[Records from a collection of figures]
________

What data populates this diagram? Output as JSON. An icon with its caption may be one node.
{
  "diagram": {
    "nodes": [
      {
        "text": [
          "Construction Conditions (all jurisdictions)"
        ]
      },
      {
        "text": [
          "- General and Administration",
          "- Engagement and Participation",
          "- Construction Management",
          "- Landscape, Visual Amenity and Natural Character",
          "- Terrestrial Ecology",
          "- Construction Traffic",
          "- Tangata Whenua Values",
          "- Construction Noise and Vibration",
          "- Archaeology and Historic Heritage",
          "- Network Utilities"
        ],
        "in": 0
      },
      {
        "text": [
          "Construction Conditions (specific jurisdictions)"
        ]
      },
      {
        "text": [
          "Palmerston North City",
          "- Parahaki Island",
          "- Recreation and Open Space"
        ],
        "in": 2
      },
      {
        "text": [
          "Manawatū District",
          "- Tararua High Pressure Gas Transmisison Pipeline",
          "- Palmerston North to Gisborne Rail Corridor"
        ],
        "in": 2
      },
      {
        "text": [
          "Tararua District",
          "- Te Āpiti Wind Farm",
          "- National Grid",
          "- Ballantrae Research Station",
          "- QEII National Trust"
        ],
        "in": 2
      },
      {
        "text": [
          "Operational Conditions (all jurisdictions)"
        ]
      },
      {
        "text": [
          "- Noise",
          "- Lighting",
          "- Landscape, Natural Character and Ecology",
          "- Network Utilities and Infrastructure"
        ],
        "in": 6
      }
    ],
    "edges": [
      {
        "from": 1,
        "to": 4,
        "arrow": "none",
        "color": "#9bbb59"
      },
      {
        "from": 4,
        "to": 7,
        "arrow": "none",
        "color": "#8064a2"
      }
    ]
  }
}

________

INSTRUCTIONS FOR THE TASK:
List the lines of the records where "Conditions" occurs.

COMPLETE RESPONSE:
          "Construction Conditions (all jurisdictions)"
          "Construction Conditions (specific jurisdictions)"
          "Operational Conditions (all jurisdictions)"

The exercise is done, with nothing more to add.